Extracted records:
━━━━━━━━━━━━━━━━━━━━
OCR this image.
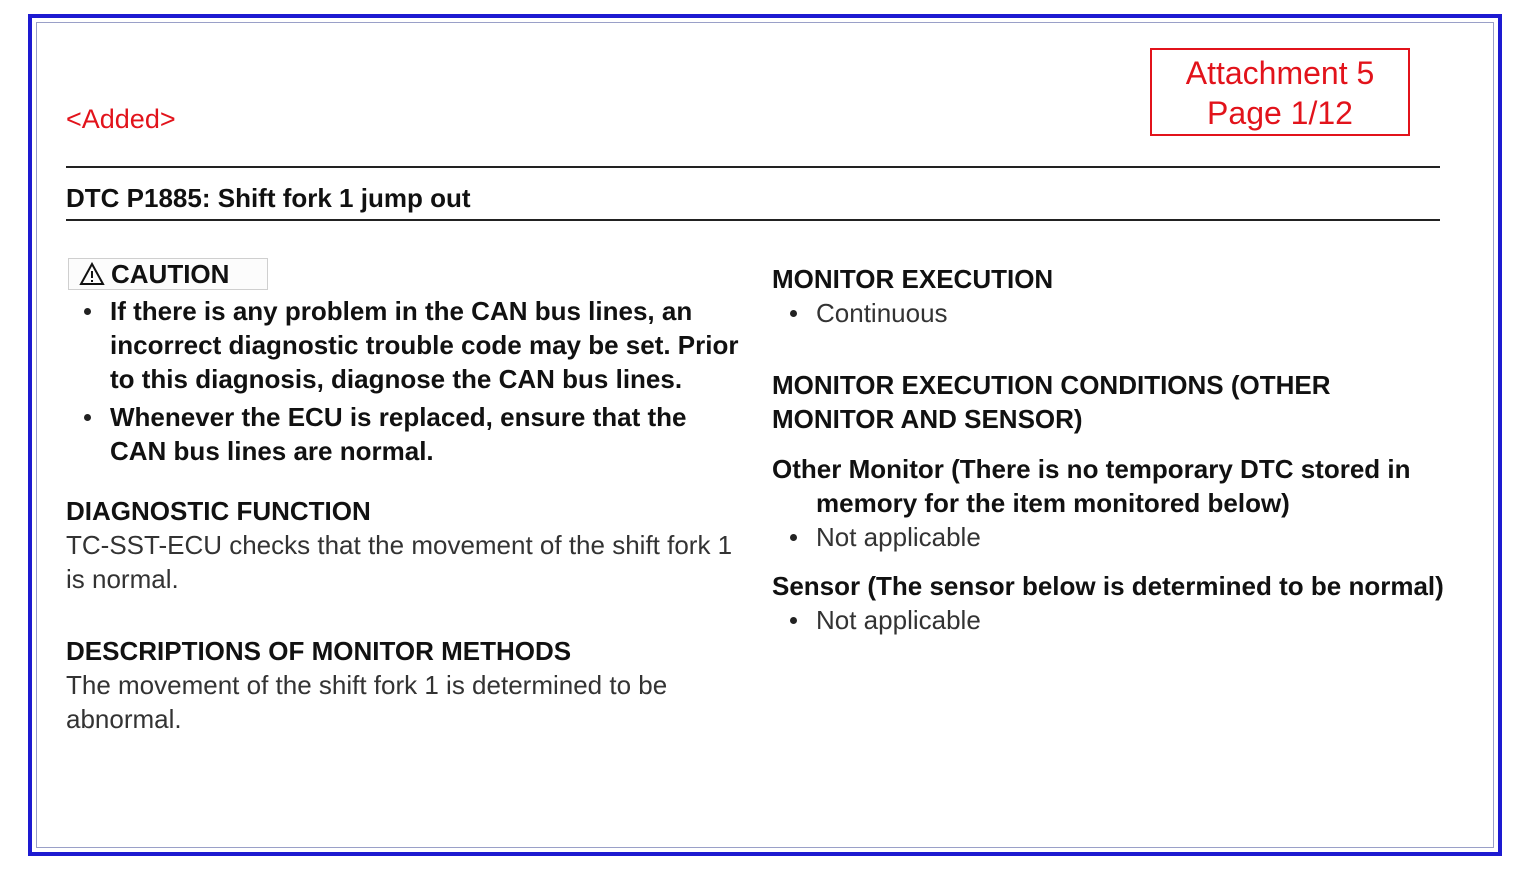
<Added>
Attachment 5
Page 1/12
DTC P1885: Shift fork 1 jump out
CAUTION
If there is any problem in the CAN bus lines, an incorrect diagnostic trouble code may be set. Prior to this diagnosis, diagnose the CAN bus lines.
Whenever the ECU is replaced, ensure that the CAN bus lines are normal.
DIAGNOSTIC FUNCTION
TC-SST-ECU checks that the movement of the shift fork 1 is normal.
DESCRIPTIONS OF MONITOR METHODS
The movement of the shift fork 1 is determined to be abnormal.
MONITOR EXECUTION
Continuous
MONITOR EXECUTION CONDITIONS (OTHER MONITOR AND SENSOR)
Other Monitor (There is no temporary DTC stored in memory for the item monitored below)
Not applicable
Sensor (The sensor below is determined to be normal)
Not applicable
━━━━━━━━━━━━━━━━━━━━
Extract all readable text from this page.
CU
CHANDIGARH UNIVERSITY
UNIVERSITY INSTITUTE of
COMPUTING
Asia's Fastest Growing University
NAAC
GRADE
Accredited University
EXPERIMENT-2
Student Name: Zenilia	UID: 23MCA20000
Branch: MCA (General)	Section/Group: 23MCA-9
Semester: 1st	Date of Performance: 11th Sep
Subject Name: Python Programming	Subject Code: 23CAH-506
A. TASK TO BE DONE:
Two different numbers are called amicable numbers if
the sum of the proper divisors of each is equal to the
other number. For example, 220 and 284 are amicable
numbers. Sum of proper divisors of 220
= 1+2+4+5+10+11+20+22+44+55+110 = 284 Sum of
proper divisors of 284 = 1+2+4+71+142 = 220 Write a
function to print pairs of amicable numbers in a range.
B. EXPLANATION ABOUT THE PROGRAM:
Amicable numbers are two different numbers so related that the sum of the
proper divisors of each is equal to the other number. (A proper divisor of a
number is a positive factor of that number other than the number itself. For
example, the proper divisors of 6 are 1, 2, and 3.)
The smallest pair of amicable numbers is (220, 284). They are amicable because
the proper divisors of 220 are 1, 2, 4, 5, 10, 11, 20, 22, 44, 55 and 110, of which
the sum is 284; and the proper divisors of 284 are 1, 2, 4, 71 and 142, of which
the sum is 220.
━━━━━━━━━━━━━━━━━━━━
**AIM OF THE TASK**:
Using the listing above, gather each line that holds the string "EXECUTION" and copy it.

**COMPLETE ANSWER**:
MONITOR EXECUTION
MONITOR EXECUTION CONDITIONS (OTHER MONITOR AND SENSOR)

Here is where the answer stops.